Stored data:
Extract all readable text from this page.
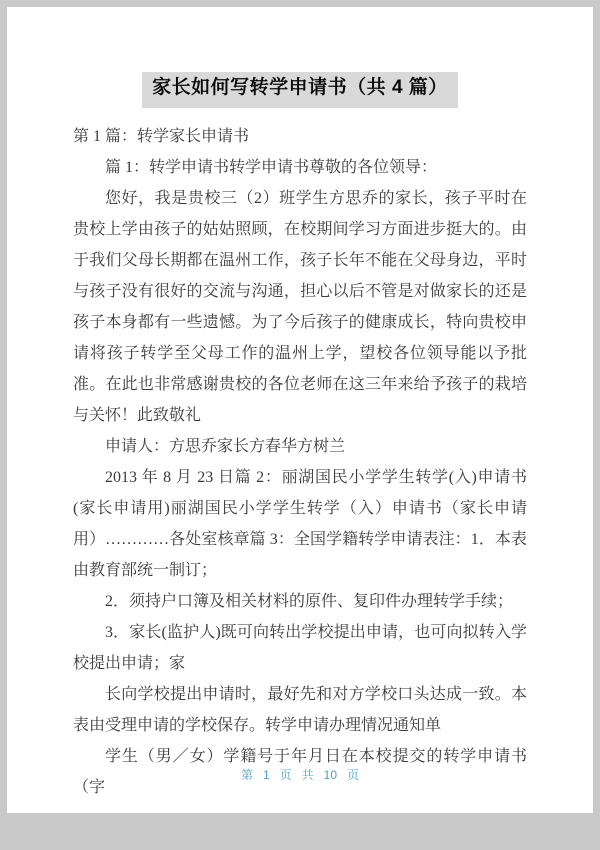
家长如何写转学申请书（共 4 篇）

第 1 篇：转学家长申请书

篇 1：转学申请书转学申请书尊敬的各位领导：

您好，我是贵校三（2）班学生方思乔的家长，孩子平时在贵校上学由孩子的姑姑照顾，在校期间学习方面进步挺大的。由于我们父母长期都在温州工作，孩子长年不能在父母身边，平时与孩子没有很好的交流与沟通，担心以后不管是对做家长的还是孩子本身都有一些遗憾。为了今后孩子的健康成长，特向贵校申请将孩子转学至父母工作的温州上学，望校各位领导能以予批准。在此也非常感谢贵校的各位老师在这三年来给予孩子的栽培与关怀！此致敬礼

申请人：方思乔家长方春华方树兰

2013 年 8 月 23 日篇 2：丽湖国民小学学生转学(入)申请书(家长申请用)丽湖国民小学学生转学（入）申请书（家长申请用）…………各处室核章篇 3：全国学籍转学申请表注：1．本表由教育部统一制订；

2．须持户口簿及相关材料的原件、复印件办理转学手续；

3．家长(监护人)既可向转出学校提出申请，也可向拟转入学校提出申请；家

长向学校提出申请时，最好先和对方学校口头达成一致。本表由受理申请的学校保存。转学申请办理情况通知单

学生（男／女）学籍号于年月日在本校提交的转学申请书（字

第 1 页 共 10 页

Exercise aim: What you return should match the records above word for word, minus the pictures.

Task answer:
Extract all readable text from this page.
家长如何写转学申请书（共 4 篇）

第 1 篇：转学家长申请书

篇 1：转学申请书转学申请书尊敬的各位领导：

您好，我是贵校三（2）班学生方思乔的家长，孩子平时在贵校上学由孩子的姑姑照顾，在校期间学习方面进步挺大的。由于我们父母长期都在温州工作，孩子长年不能在父母身边，平时与孩子没有很好的交流与沟通，担心以后不管是对做家长的还是孩子本身都有一些遗憾。为了今后孩子的健康成长，特向贵校申请将孩子转学至父母工作的温州上学，望校各位领导能以予批准。在此也非常感谢贵校的各位老师在这三年来给予孩子的栽培与关怀！此致敬礼

申请人：方思乔家长方春华方树兰

2013 年 8 月 23 日篇 2：丽湖国民小学学生转学(入)申请书(家长申请用)丽湖国民小学学生转学（入）申请书（家长申请用）…………各处室核章篇 3：全国学籍转学申请表注：1．本表由教育部统一制订；

2．须持户口簿及相关材料的原件、复印件办理转学手续；

3．家长(监护人)既可向转出学校提出申请，也可向拟转入学校提出申请；家

长向学校提出申请时，最好先和对方学校口头达成一致。本表由受理申请的学校保存。转学申请办理情况通知单

学生（男／女）学籍号于年月日在本校提交的转学申请书（字

第 1 页 共 10 页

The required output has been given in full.